(Image-based layout entries)
────────────────────────────────────────
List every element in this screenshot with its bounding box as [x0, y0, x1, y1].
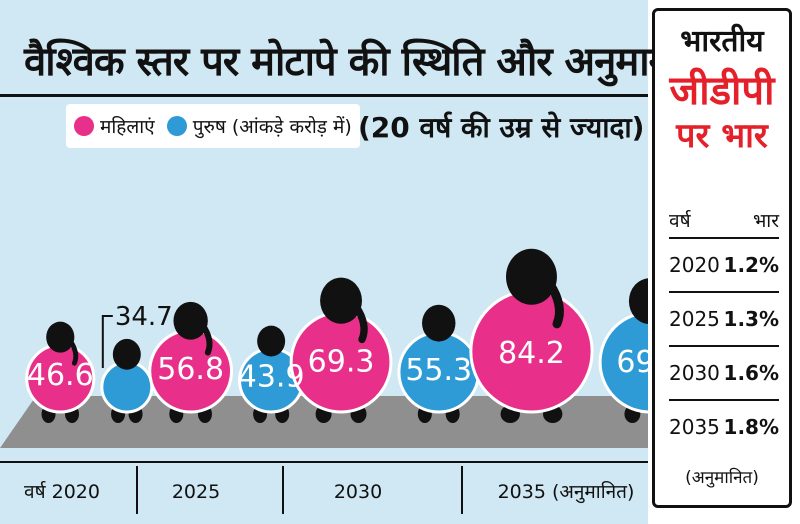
data-label: 34.7 [115, 302, 173, 332]
hair-tail [352, 302, 368, 344]
gdp-row-year: 2030 [669, 361, 720, 385]
label-leader [101, 315, 113, 369]
gdp-footnote: (अनुमानित) [685, 468, 759, 488]
gdp-row-2035: 2035 1.8% [669, 399, 779, 453]
data-label: 84.2 [498, 336, 565, 371]
head [173, 301, 208, 340]
head [46, 321, 75, 353]
gdp-title-line2: जीडीपी [669, 68, 775, 114]
man-figure [397, 304, 481, 423]
gdp-burden-panel: भारतीय जीडीपी पर भार वर्ष भार 2020 1.2% … [652, 8, 792, 508]
gdp-table-header: वर्ष भार [669, 207, 779, 233]
category-label: 2030 [334, 481, 382, 503]
man-figure [598, 278, 648, 423]
head [320, 277, 362, 324]
data-label: 69.3 [308, 345, 375, 380]
data-label: 56.8 [157, 352, 224, 387]
woman-figure [469, 248, 594, 423]
woman-figure [25, 321, 96, 423]
gdp-title-line1: भारतीय [680, 24, 764, 59]
gdp-row-2025: 2025 1.3% [669, 291, 779, 345]
hair-tail [544, 278, 564, 329]
obesity-chart: 46.6 34.7 वर्ष 2020 56.8 43.9 2025 69.3 55.3 203… [0, 248, 648, 514]
gdp-row-2020: 2020 1.2% [669, 237, 779, 291]
women-legend-dot [74, 116, 94, 136]
data-label: 69.0 [616, 345, 648, 380]
gdp-row-year: 2020 [669, 253, 720, 277]
woman-figure [148, 301, 234, 423]
age-note: (20 वर्ष की उम्र से ज्यादा) [358, 111, 645, 144]
hair-tail [199, 322, 213, 356]
men-legend-dot [166, 116, 187, 136]
gdp-row-2030: 2030 1.6% [669, 345, 779, 399]
head [112, 338, 141, 370]
data-label: 55.3 [405, 353, 472, 388]
gdp-title-line3: पर भार [676, 116, 768, 156]
women-legend-label: महिलाएं [100, 116, 155, 138]
category-label: 2035 (अनुमानित) [498, 480, 635, 504]
man-figure [100, 338, 154, 423]
chart-title: वैश्विक स्तर पर मोटापे की स्थिति और अनुम… [24, 39, 671, 85]
men-legend-label: पुरुष (आंकड़े करोड़ में) [192, 116, 352, 138]
head [257, 325, 286, 357]
gdp-row-burden: 1.2% [723, 253, 779, 277]
legend: महिलाएं पुरुष (आंकड़े करोड़ में) [66, 104, 360, 148]
gdp-row-year: 2025 [669, 307, 720, 331]
head [506, 248, 557, 305]
hair-tail [67, 338, 79, 366]
head [628, 278, 648, 325]
category-label: वर्ष 2020 [24, 480, 100, 503]
man-body [598, 311, 648, 414]
man-figure [238, 325, 305, 423]
title-rule [0, 94, 648, 97]
data-label: 46.6 [27, 358, 94, 393]
labels-layer: 46.6 34.7 वर्ष 2020 56.8 43.9 2025 69.3 55.3 203… [24, 302, 648, 514]
col-burden-header: भार [752, 210, 779, 232]
category-label: 2025 [172, 481, 220, 503]
gdp-row-burden: 1.8% [723, 415, 779, 439]
figures-layer [25, 248, 648, 423]
col-year-header: वर्ष [669, 210, 691, 232]
chart-panel: वैश्विक स्तर पर मोटापे की स्थिति और अनुम… [0, 0, 671, 524]
gdp-row-year: 2035 [669, 415, 720, 439]
head [422, 304, 456, 342]
woman-figure [289, 277, 393, 423]
gdp-row-burden: 1.6% [723, 361, 779, 385]
data-label: 43.9 [238, 360, 305, 395]
gdp-row-burden: 1.3% [723, 307, 779, 331]
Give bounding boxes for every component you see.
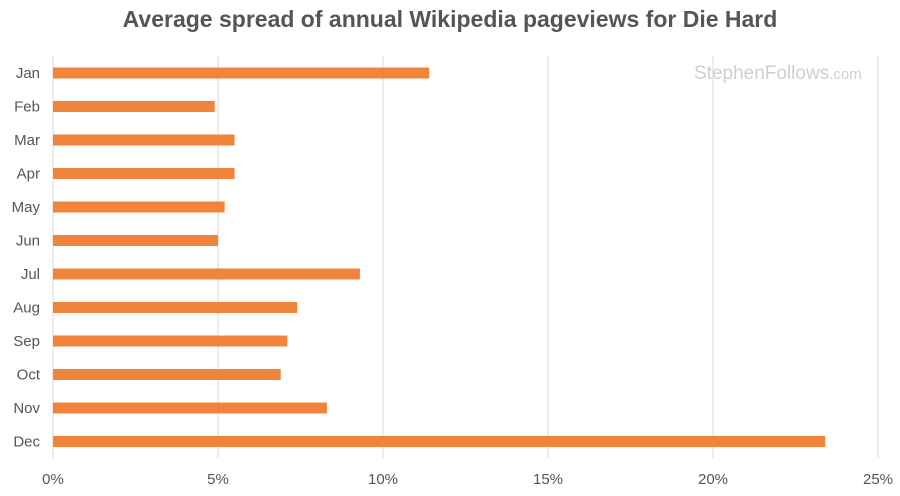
x-tick-label: 20% — [698, 471, 728, 488]
bar-dec — [53, 436, 826, 447]
bar-aug — [53, 302, 298, 313]
y-tick-label: May — [12, 199, 41, 216]
x-tick-label: 10% — [368, 471, 398, 488]
x-tick-label: 15% — [533, 471, 563, 488]
bar-jun — [53, 235, 218, 246]
watermark: StephenFollows.com — [694, 63, 862, 85]
y-tick-label: Feb — [14, 99, 40, 116]
y-tick-label: Aug — [13, 300, 40, 317]
y-tick-label: Dec — [13, 434, 40, 451]
y-tick-label: Sep — [13, 333, 40, 350]
bar-jul — [53, 268, 360, 280]
x-tick-label: 5% — [207, 471, 229, 488]
y-tick-label: Jul — [21, 266, 40, 283]
y-axis-labels: Jan Feb Mar Apr May Jun Jul Aug Sep Oct Nov Dec — [12, 65, 41, 451]
bar-feb — [53, 101, 215, 112]
x-tick-label: 25% — [863, 471, 893, 488]
bar-mar — [53, 134, 235, 146]
bars — [53, 67, 826, 447]
bar-jan — [53, 67, 430, 79]
y-tick-label: Jun — [16, 233, 40, 250]
bar-apr — [53, 168, 235, 179]
x-tick-label: 0% — [42, 471, 64, 488]
chart-title: Average spread of annual Wikipedia pagev… — [122, 6, 778, 32]
y-tick-label: Jan — [16, 65, 40, 82]
y-tick-label: Nov — [13, 400, 40, 417]
bar-nov — [53, 402, 327, 414]
watermark-tld: .com — [829, 66, 862, 83]
bar-sep — [53, 335, 288, 347]
y-tick-label: Mar — [14, 132, 40, 149]
grid-lines — [52, 56, 879, 458]
bar-oct — [53, 369, 281, 380]
watermark-name: StephenFollows — [694, 63, 830, 84]
y-tick-label: Oct — [17, 367, 41, 384]
bar-may — [53, 201, 225, 213]
x-axis-labels: 0% 5% 10% 15% 20% 25% — [42, 471, 893, 488]
y-tick-label: Apr — [17, 166, 40, 183]
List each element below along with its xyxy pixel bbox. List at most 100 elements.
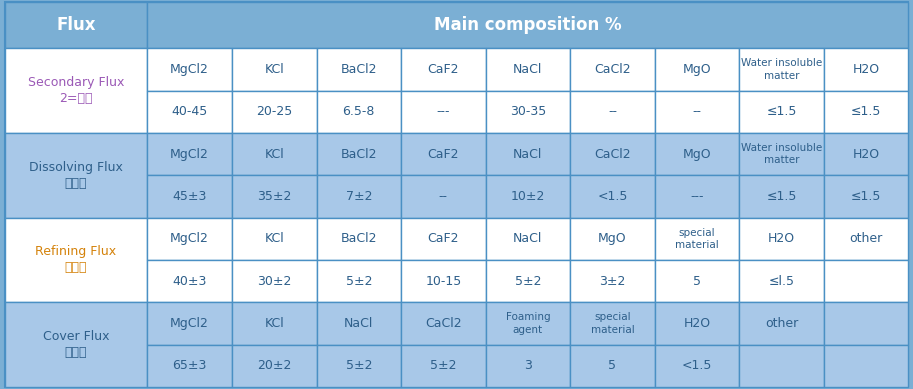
Bar — [5, 217, 147, 302]
Text: CaCl2: CaCl2 — [594, 147, 631, 161]
Text: ---: --- — [436, 105, 450, 118]
Text: KCl: KCl — [265, 147, 284, 161]
Text: Secondary Flux
2=熔剂: Secondary Flux 2=熔剂 — [27, 76, 124, 105]
Text: Water insoluble
matter: Water insoluble matter — [741, 58, 823, 81]
Bar — [317, 48, 401, 91]
Text: 3±2: 3±2 — [599, 275, 625, 287]
Bar — [824, 345, 908, 387]
Bar — [147, 217, 232, 260]
Bar — [317, 217, 401, 260]
Text: 30-35: 30-35 — [509, 105, 546, 118]
Text: special
material: special material — [591, 312, 635, 335]
Bar — [655, 91, 740, 133]
Text: BaCl2: BaCl2 — [341, 232, 377, 245]
Bar — [486, 260, 571, 302]
Text: NaCl: NaCl — [513, 232, 542, 245]
Text: KCl: KCl — [265, 232, 284, 245]
Text: Foaming
agent: Foaming agent — [506, 312, 551, 335]
Bar — [740, 260, 824, 302]
Bar — [571, 133, 655, 175]
Bar — [317, 133, 401, 175]
Text: Dissolving Flux
熔解剂: Dissolving Flux 熔解剂 — [29, 161, 123, 190]
Bar — [824, 133, 908, 175]
Text: ≤1.5: ≤1.5 — [766, 105, 797, 118]
Bar — [571, 175, 655, 217]
Text: other: other — [849, 232, 883, 245]
Text: Water insoluble
matter: Water insoluble matter — [741, 143, 823, 165]
Bar — [486, 91, 571, 133]
Bar — [147, 302, 232, 345]
Bar — [655, 260, 740, 302]
Text: ≤l.5: ≤l.5 — [769, 275, 794, 287]
Text: KCl: KCl — [265, 63, 284, 76]
Text: special
material: special material — [675, 228, 719, 250]
Bar — [401, 48, 486, 91]
Text: 40±3: 40±3 — [173, 275, 207, 287]
Bar — [655, 175, 740, 217]
Bar — [147, 175, 232, 217]
Text: 10±2: 10±2 — [510, 190, 545, 203]
Bar — [232, 175, 317, 217]
Text: Flux: Flux — [57, 16, 96, 34]
Text: Refining Flux
精炼剂: Refining Flux 精炼剂 — [36, 245, 117, 275]
Text: --: -- — [693, 105, 701, 118]
Bar — [740, 345, 824, 387]
Bar — [5, 302, 147, 387]
Text: 20±2: 20±2 — [257, 359, 291, 372]
Bar — [740, 175, 824, 217]
Bar — [232, 133, 317, 175]
Bar — [232, 302, 317, 345]
Text: CaCl2: CaCl2 — [425, 317, 462, 330]
Text: 6.5-8: 6.5-8 — [342, 105, 375, 118]
Bar — [655, 133, 740, 175]
Bar — [5, 133, 147, 217]
Text: --: -- — [608, 105, 617, 118]
Text: MgCl2: MgCl2 — [170, 63, 209, 76]
Text: 7±2: 7±2 — [345, 190, 372, 203]
Text: MgO: MgO — [683, 63, 711, 76]
Text: KCl: KCl — [265, 317, 284, 330]
Text: CaF2: CaF2 — [427, 147, 459, 161]
Text: ---: --- — [690, 190, 704, 203]
Text: MgCl2: MgCl2 — [170, 317, 209, 330]
Bar — [655, 302, 740, 345]
Text: H2O: H2O — [853, 147, 880, 161]
Bar — [317, 91, 401, 133]
Text: MgCl2: MgCl2 — [170, 232, 209, 245]
Text: CaF2: CaF2 — [427, 63, 459, 76]
Bar — [740, 48, 824, 91]
Text: other: other — [765, 317, 798, 330]
Bar — [486, 302, 571, 345]
Text: <1.5: <1.5 — [597, 190, 627, 203]
Bar — [571, 302, 655, 345]
Text: Main composition %: Main composition % — [434, 16, 622, 34]
Text: --: -- — [439, 190, 448, 203]
Text: 20-25: 20-25 — [256, 105, 292, 118]
Bar — [740, 91, 824, 133]
Bar — [147, 2, 908, 48]
Bar — [486, 48, 571, 91]
Text: BaCl2: BaCl2 — [341, 147, 377, 161]
Bar — [401, 175, 486, 217]
Bar — [401, 91, 486, 133]
Bar — [317, 345, 401, 387]
Bar — [147, 133, 232, 175]
Bar — [740, 302, 824, 345]
Bar — [232, 48, 317, 91]
Text: 5: 5 — [693, 275, 701, 287]
Bar — [655, 48, 740, 91]
Text: ≤1.5: ≤1.5 — [766, 190, 797, 203]
Text: H2O: H2O — [768, 232, 795, 245]
Bar — [486, 175, 571, 217]
Bar — [571, 91, 655, 133]
Bar — [317, 302, 401, 345]
Bar — [317, 260, 401, 302]
Text: <1.5: <1.5 — [682, 359, 712, 372]
Text: NaCl: NaCl — [513, 147, 542, 161]
Text: 35±2: 35±2 — [257, 190, 291, 203]
Bar — [824, 91, 908, 133]
Text: BaCl2: BaCl2 — [341, 63, 377, 76]
Text: 45±3: 45±3 — [173, 190, 207, 203]
Bar — [401, 260, 486, 302]
Text: MgCl2: MgCl2 — [170, 147, 209, 161]
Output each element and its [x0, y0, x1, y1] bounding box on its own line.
────────────────────────────────────────
#### [Work instructions]
Rewrite the lines from the one containing "Bar — [5, 217, 147, 302]" through the one containing "Bar — [147, 302, 232, 345]" as a numbered list, leaving out any blank lines.

#### [Exercise response]
1. Bar — [5, 217, 147, 302]
2. Text: CaCl2: CaCl2 — [594, 147, 631, 161]
3. Text: ---: --- — [436, 105, 450, 118]
4. Text: KCl: KCl — [265, 147, 284, 161]
5. Text: Secondary Flux
6. 2=熔剂: Secondary Flux 2=熔剂 — [27, 76, 124, 105]
7. Text: Water insoluble
8. matter: Water insoluble matter — [741, 58, 823, 81]
9. Bar — [317, 48, 401, 91]
10. Text: 3±2: 3±2 — [599, 275, 625, 287]
11. Bar — [824, 345, 908, 387]
12. Bar — [147, 217, 232, 260]
13. Bar — [317, 217, 401, 260]
14. Text: 30-35: 30-35 — [509, 105, 546, 118]
15. Text: special
16. material: special material — [591, 312, 635, 335]
17. Bar — [655, 91, 740, 133]
18. Text: BaCl2: BaCl2 — [341, 232, 377, 245]
19. Bar — [486, 260, 571, 302]
20. Text: NaCl: NaCl — [513, 232, 542, 245]
21. Text: KCl: KCl — [265, 232, 284, 245]
22. Text: Foaming
23. agent: Foaming agent — [506, 312, 551, 335]
24. Bar — [740, 260, 824, 302]
25. Bar — [571, 133, 655, 175]
26. Bar — [317, 133, 401, 175]
27. Text: Dissolving Flux
28. 熔解剂: Dissolving Flux 熔解剂 — [29, 161, 123, 190]
29. Bar — [824, 133, 908, 175]
30. Text: ≤1.5: ≤1.5 — [766, 105, 797, 118]
31. Bar — [571, 175, 655, 217]
32. Text: other: other — [849, 232, 883, 245]
33. Text: Water insoluble
34. matter: Water insoluble matter — [741, 143, 823, 165]
35. Bar — [486, 91, 571, 133]
36. Bar — [147, 302, 232, 345]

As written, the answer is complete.